Dataset records:

** Start **

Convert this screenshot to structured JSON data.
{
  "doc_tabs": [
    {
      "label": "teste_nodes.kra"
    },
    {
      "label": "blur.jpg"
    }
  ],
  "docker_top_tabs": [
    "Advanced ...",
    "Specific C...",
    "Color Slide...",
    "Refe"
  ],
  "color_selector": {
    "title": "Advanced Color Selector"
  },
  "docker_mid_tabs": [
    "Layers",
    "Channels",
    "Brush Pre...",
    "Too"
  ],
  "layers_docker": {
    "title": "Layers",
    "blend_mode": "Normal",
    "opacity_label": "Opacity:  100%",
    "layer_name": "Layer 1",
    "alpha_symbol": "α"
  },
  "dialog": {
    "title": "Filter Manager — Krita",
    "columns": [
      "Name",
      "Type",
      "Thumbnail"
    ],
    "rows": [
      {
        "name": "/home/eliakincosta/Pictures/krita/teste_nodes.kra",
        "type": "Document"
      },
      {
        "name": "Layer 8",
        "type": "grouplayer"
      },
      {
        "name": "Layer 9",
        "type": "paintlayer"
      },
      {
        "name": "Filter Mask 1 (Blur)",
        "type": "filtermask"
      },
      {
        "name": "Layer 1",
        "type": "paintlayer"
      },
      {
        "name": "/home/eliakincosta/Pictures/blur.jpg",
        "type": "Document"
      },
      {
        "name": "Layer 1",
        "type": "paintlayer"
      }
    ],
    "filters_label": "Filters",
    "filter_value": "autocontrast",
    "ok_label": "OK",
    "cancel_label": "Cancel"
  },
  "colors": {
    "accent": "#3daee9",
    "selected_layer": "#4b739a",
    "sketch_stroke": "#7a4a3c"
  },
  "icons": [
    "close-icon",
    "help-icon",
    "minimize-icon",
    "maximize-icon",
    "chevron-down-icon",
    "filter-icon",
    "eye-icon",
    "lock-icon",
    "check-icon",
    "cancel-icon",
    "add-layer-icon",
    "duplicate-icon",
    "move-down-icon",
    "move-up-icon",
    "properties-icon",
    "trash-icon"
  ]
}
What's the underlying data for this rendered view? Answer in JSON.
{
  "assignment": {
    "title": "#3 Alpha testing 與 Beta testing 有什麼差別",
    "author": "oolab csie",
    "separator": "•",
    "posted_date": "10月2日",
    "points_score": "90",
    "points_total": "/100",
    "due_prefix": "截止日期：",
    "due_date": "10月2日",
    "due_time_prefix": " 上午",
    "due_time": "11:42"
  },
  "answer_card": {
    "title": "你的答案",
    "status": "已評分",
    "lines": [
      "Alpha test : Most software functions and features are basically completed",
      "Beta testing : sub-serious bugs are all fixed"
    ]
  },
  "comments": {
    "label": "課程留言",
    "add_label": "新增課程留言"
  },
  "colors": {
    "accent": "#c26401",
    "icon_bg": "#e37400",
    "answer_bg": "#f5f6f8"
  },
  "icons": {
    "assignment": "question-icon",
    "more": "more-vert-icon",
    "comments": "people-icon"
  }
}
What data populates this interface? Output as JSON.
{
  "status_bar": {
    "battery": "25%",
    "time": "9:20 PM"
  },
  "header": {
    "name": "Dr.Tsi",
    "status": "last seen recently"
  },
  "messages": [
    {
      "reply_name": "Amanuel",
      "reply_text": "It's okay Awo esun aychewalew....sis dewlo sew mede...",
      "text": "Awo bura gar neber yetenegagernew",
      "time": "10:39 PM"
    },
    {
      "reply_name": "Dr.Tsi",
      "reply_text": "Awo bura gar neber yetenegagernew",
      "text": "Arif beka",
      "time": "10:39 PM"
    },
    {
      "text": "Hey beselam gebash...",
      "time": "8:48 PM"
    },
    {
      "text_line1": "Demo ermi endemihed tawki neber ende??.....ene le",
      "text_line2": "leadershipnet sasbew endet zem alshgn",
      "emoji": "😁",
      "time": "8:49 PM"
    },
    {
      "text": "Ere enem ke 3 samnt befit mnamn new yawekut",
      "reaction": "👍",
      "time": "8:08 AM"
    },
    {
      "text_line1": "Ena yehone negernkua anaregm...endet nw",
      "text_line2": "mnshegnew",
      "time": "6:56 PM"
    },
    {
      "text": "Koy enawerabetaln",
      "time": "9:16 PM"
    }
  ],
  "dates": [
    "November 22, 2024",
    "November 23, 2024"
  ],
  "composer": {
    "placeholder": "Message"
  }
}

** End **

(Task details): Copy out the full material exactly as it appears.

(The response):
Convert this screenshot to structured JSON data.
{
  "doc_tabs": [
    {
      "label": "teste_nodes.kra"
    },
    {
      "label": "blur.jpg"
    }
  ],
  "docker_top_tabs": [
    "Advanced ...",
    "Specific C...",
    "Color Slide...",
    "Refe"
  ],
  "color_selector": {
    "title": "Advanced Color Selector"
  },
  "docker_mid_tabs": [
    "Layers",
    "Channels",
    "Brush Pre...",
    "Too"
  ],
  "layers_docker": {
    "title": "Layers",
    "blend_mode": "Normal",
    "opacity_label": "Opacity:  100%",
    "layer_name": "Layer 1",
    "alpha_symbol": "α"
  },
  "dialog": {
    "title": "Filter Manager — Krita",
    "columns": [
      "Name",
      "Type",
      "Thumbnail"
    ],
    "rows": [
      {
        "name": "/home/eliakincosta/Pictures/krita/teste_nodes.kra",
        "type": "Document"
      },
      {
        "name": "Layer 8",
        "type": "grouplayer"
      },
      {
        "name": "Layer 9",
        "type": "paintlayer"
      },
      {
        "name": "Filter Mask 1 (Blur)",
        "type": "filtermask"
      },
      {
        "name": "Layer 1",
        "type": "paintlayer"
      },
      {
        "name": "/home/eliakincosta/Pictures/blur.jpg",
        "type": "Document"
      },
      {
        "name": "Layer 1",
        "type": "paintlayer"
      }
    ],
    "filters_label": "Filters",
    "filter_value": "autocontrast",
    "ok_label": "OK",
    "cancel_label": "Cancel"
  },
  "colors": {
    "accent": "#3daee9",
    "selected_layer": "#4b739a",
    "sketch_stroke": "#7a4a3c"
  },
  "icons": [
    "close-icon",
    "help-icon",
    "minimize-icon",
    "maximize-icon",
    "chevron-down-icon",
    "filter-icon",
    "eye-icon",
    "lock-icon",
    "check-icon",
    "cancel-icon",
    "add-layer-icon",
    "duplicate-icon",
    "move-down-icon",
    "move-up-icon",
    "properties-icon",
    "trash-icon"
  ]
}
What's the underlying data for this rendered view? Answer in JSON.
{
  "assignment": {
    "title": "#3 Alpha testing 與 Beta testing 有什麼差別",
    "author": "oolab csie",
    "separator": "•",
    "posted_date": "10月2日",
    "points_score": "90",
    "points_total": "/100",
    "due_prefix": "截止日期：",
    "due_date": "10月2日",
    "due_time_prefix": " 上午",
    "due_time": "11:42"
  },
  "answer_card": {
    "title": "你的答案",
    "status": "已評分",
    "lines": [
      "Alpha test : Most software functions and features are basically completed",
      "Beta testing : sub-serious bugs are all fixed"
    ]
  },
  "comments": {
    "label": "課程留言",
    "add_label": "新增課程留言"
  },
  "colors": {
    "accent": "#c26401",
    "icon_bg": "#e37400",
    "answer_bg": "#f5f6f8"
  },
  "icons": {
    "assignment": "question-icon",
    "more": "more-vert-icon",
    "comments": "people-icon"
  }
}
What data populates this interface? Output as JSON.
{
  "status_bar": {
    "battery": "25%",
    "time": "9:20 PM"
  },
  "header": {
    "name": "Dr.Tsi",
    "status": "last seen recently"
  },
  "messages": [
    {
      "reply_name": "Amanuel",
      "reply_text": "It's okay Awo esun aychewalew....sis dewlo sew mede...",
      "text": "Awo bura gar neber yetenegagernew",
      "time": "10:39 PM"
    },
    {
      "reply_name": "Dr.Tsi",
      "reply_text": "Awo bura gar neber yetenegagernew",
      "text": "Arif beka",
      "time": "10:39 PM"
    },
    {
      "text": "Hey beselam gebash...",
      "time": "8:48 PM"
    },
    {
      "text_line1": "Demo ermi endemihed tawki neber ende??.....ene le",
      "text_line2": "leadershipnet sasbew endet zem alshgn",
      "emoji": "😁",
      "time": "8:49 PM"
    },
    {
      "text": "Ere enem ke 3 samnt befit mnamn new yawekut",
      "reaction": "👍",
      "time": "8:08 AM"
    },
    {
      "text_line1": "Ena yehone negernkua anaregm...endet nw",
      "text_line2": "mnshegnew",
      "time": "6:56 PM"
    },
    {
      "text": "Koy enawerabetaln",
      "time": "9:16 PM"
    }
  ],
  "dates": [
    "November 22, 2024",
    "November 23, 2024"
  ],
  "composer": {
    "placeholder": "Message"
  }
}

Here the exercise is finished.